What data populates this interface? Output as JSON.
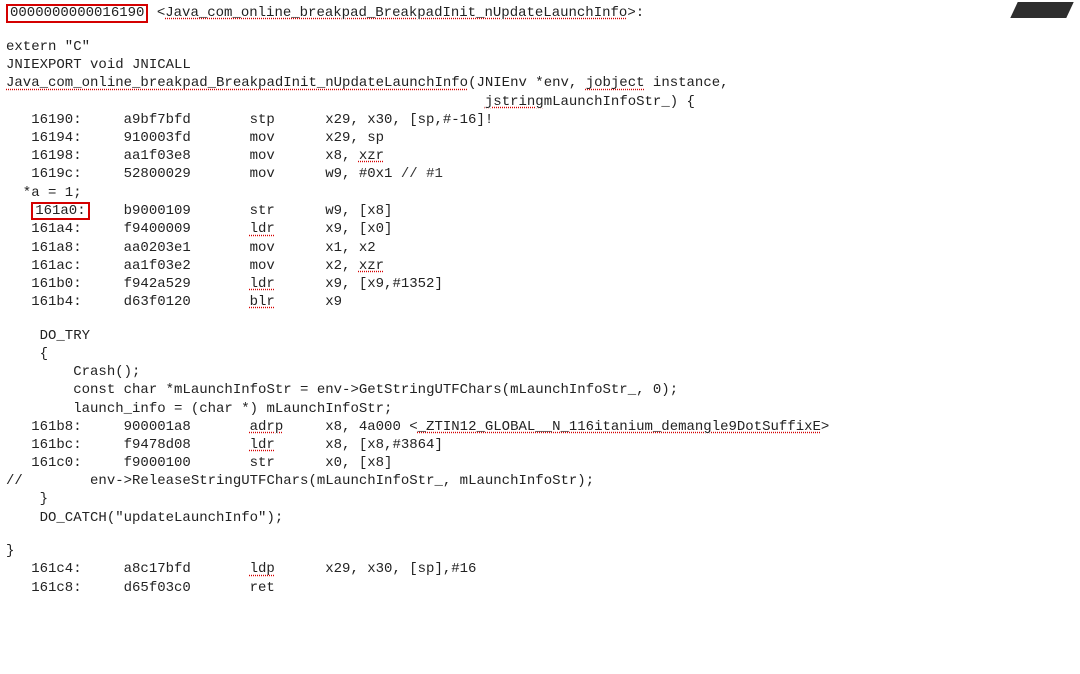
{
  "header": {
    "addr_boxed": "0000000000016190",
    "label_prefix": " <",
    "label": "Java_com_online_breakpad_BreakpadInit_nUpdateLaunchInfo",
    "label_suffix": ">:"
  },
  "decl": {
    "l1": "extern \"C\"",
    "l2": "JNIEXPORT void JNICALL",
    "fn": "Java_com_online_breakpad_BreakpadInit_nUpdateLaunchInfo",
    "args1_pre": "(JNIEnv *env, ",
    "args1_j": "jobject",
    "args1_post": " instance,",
    "args2_pre_spaces": "                                                         ",
    "args2_j": "jstring",
    "args2_post": " mLaunchInfoStr_) {"
  },
  "asm1": [
    {
      "addr": "16190:",
      "hex": "a9bf7bfd",
      "mnem": "stp",
      "ops": "x29, x30, [sp,#-16]!",
      "cmt": ""
    },
    {
      "addr": "16194:",
      "hex": "910003fd",
      "mnem": "mov",
      "ops": "x29, sp",
      "cmt": ""
    },
    {
      "addr": "16198:",
      "hex": "aa1f03e8",
      "mnem": "mov",
      "ops_pre": "x8, ",
      "ops_sq": "xzr",
      "ops_post": ""
    },
    {
      "addr": "1619c:",
      "hex": "52800029",
      "mnem": "mov",
      "ops": "w9, #0x1",
      "cmt": "                           // #1"
    }
  ],
  "src_a": "  *a = 1;",
  "boxed_addr2": "161a0:",
  "asm2first": {
    "hex": "b9000109",
    "mnem": "str",
    "ops": "w9, [x8]"
  },
  "asm2": [
    {
      "addr": "161a4:",
      "hex": "f9400009",
      "mnem_sq": "ldr",
      "ops": "x9, [x0]"
    },
    {
      "addr": "161a8:",
      "hex": "aa0203e1",
      "mnem": "mov",
      "ops": "x1, x2"
    },
    {
      "addr": "161ac:",
      "hex": "aa1f03e2",
      "mnem": "mov",
      "ops_pre": "x2, ",
      "ops_sq": "xzr",
      "ops_post": ""
    },
    {
      "addr": "161b0:",
      "hex": "f942a529",
      "mnem_sq": "ldr",
      "ops": "x9, [x9,#1352]"
    },
    {
      "addr": "161b4:",
      "hex": "d63f0120",
      "mnem_sq": "blr",
      "ops": "x9"
    }
  ],
  "mid": {
    "do_try": "    DO_TRY",
    "brace_open": "    {",
    "crash": "        Crash();",
    "line2": "        const char *mLaunchInfoStr = env->GetStringUTFChars(mLaunchInfoStr_, 0);",
    "line3": "        launch_info = (char *) mLaunchInfoStr;"
  },
  "asm3": [
    {
      "addr": "161b8:",
      "hex": "900001a8",
      "mnem_sq": "adrp",
      "ops_pre": "x8, 4a000 <",
      "ops_sq": "_ZTIN12_GLOBAL__N_116itanium_demangle9DotSuffixE",
      "ops_post": ">"
    },
    {
      "addr": "161bc:",
      "hex": "f9478d08",
      "mnem_sq": "ldr",
      "ops": "x8, [x8,#3864]"
    },
    {
      "addr": "161c0:",
      "hex": "f9000100",
      "mnem": "str",
      "ops": "x0, [x8]"
    }
  ],
  "tail": {
    "rel": "//        env->ReleaseStringUTFChars(mLaunchInfoStr_, mLaunchInfoStr);",
    "brace_close": "    }",
    "catch": "    DO_CATCH(\"updateLaunchInfo\");",
    "outer_close": "}"
  },
  "asm4": [
    {
      "addr": "161c4:",
      "hex": "a8c17bfd",
      "mnem_sq": "ldp",
      "ops": "x29, x30, [sp],#16"
    },
    {
      "addr": "161c8:",
      "hex": "d65f03c0",
      "mnem": "ret",
      "ops": ""
    }
  ]
}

Given request
Output a faithful copy of the data, with each picture left out.

Result of the exercise
What data populates this interface? Output as JSON.
{
  "header": {
    "addr_boxed": "0000000000016190",
    "label_prefix": " <",
    "label": "Java_com_online_breakpad_BreakpadInit_nUpdateLaunchInfo",
    "label_suffix": ">:"
  },
  "decl": {
    "l1": "extern \"C\"",
    "l2": "JNIEXPORT void JNICALL",
    "fn": "Java_com_online_breakpad_BreakpadInit_nUpdateLaunchInfo",
    "args1_pre": "(JNIEnv *env, ",
    "args1_j": "jobject",
    "args1_post": " instance,",
    "args2_pre_spaces": "                                                         ",
    "args2_j": "jstring",
    "args2_post": " mLaunchInfoStr_) {"
  },
  "asm1": [
    {
      "addr": "16190:",
      "hex": "a9bf7bfd",
      "mnem": "stp",
      "ops": "x29, x30, [sp,#-16]!",
      "cmt": ""
    },
    {
      "addr": "16194:",
      "hex": "910003fd",
      "mnem": "mov",
      "ops": "x29, sp",
      "cmt": ""
    },
    {
      "addr": "16198:",
      "hex": "aa1f03e8",
      "mnem": "mov",
      "ops_pre": "x8, ",
      "ops_sq": "xzr",
      "ops_post": ""
    },
    {
      "addr": "1619c:",
      "hex": "52800029",
      "mnem": "mov",
      "ops": "w9, #0x1",
      "cmt": "                           // #1"
    }
  ],
  "src_a": "  *a = 1;",
  "boxed_addr2": "161a0:",
  "asm2first": {
    "hex": "b9000109",
    "mnem": "str",
    "ops": "w9, [x8]"
  },
  "asm2": [
    {
      "addr": "161a4:",
      "hex": "f9400009",
      "mnem_sq": "ldr",
      "ops": "x9, [x0]"
    },
    {
      "addr": "161a8:",
      "hex": "aa0203e1",
      "mnem": "mov",
      "ops": "x1, x2"
    },
    {
      "addr": "161ac:",
      "hex": "aa1f03e2",
      "mnem": "mov",
      "ops_pre": "x2, ",
      "ops_sq": "xzr",
      "ops_post": ""
    },
    {
      "addr": "161b0:",
      "hex": "f942a529",
      "mnem_sq": "ldr",
      "ops": "x9, [x9,#1352]"
    },
    {
      "addr": "161b4:",
      "hex": "d63f0120",
      "mnem_sq": "blr",
      "ops": "x9"
    }
  ],
  "mid": {
    "do_try": "    DO_TRY",
    "brace_open": "    {",
    "crash": "        Crash();",
    "line2": "        const char *mLaunchInfoStr = env->GetStringUTFChars(mLaunchInfoStr_, 0);",
    "line3": "        launch_info = (char *) mLaunchInfoStr;"
  },
  "asm3": [
    {
      "addr": "161b8:",
      "hex": "900001a8",
      "mnem_sq": "adrp",
      "ops_pre": "x8, 4a000 <",
      "ops_sq": "_ZTIN12_GLOBAL__N_116itanium_demangle9DotSuffixE",
      "ops_post": ">"
    },
    {
      "addr": "161bc:",
      "hex": "f9478d08",
      "mnem_sq": "ldr",
      "ops": "x8, [x8,#3864]"
    },
    {
      "addr": "161c0:",
      "hex": "f9000100",
      "mnem": "str",
      "ops": "x0, [x8]"
    }
  ],
  "tail": {
    "rel": "//        env->ReleaseStringUTFChars(mLaunchInfoStr_, mLaunchInfoStr);",
    "brace_close": "    }",
    "catch": "    DO_CATCH(\"updateLaunchInfo\");",
    "outer_close": "}"
  },
  "asm4": [
    {
      "addr": "161c4:",
      "hex": "a8c17bfd",
      "mnem_sq": "ldp",
      "ops": "x29, x30, [sp],#16"
    },
    {
      "addr": "161c8:",
      "hex": "d65f03c0",
      "mnem": "ret",
      "ops": ""
    }
  ]
}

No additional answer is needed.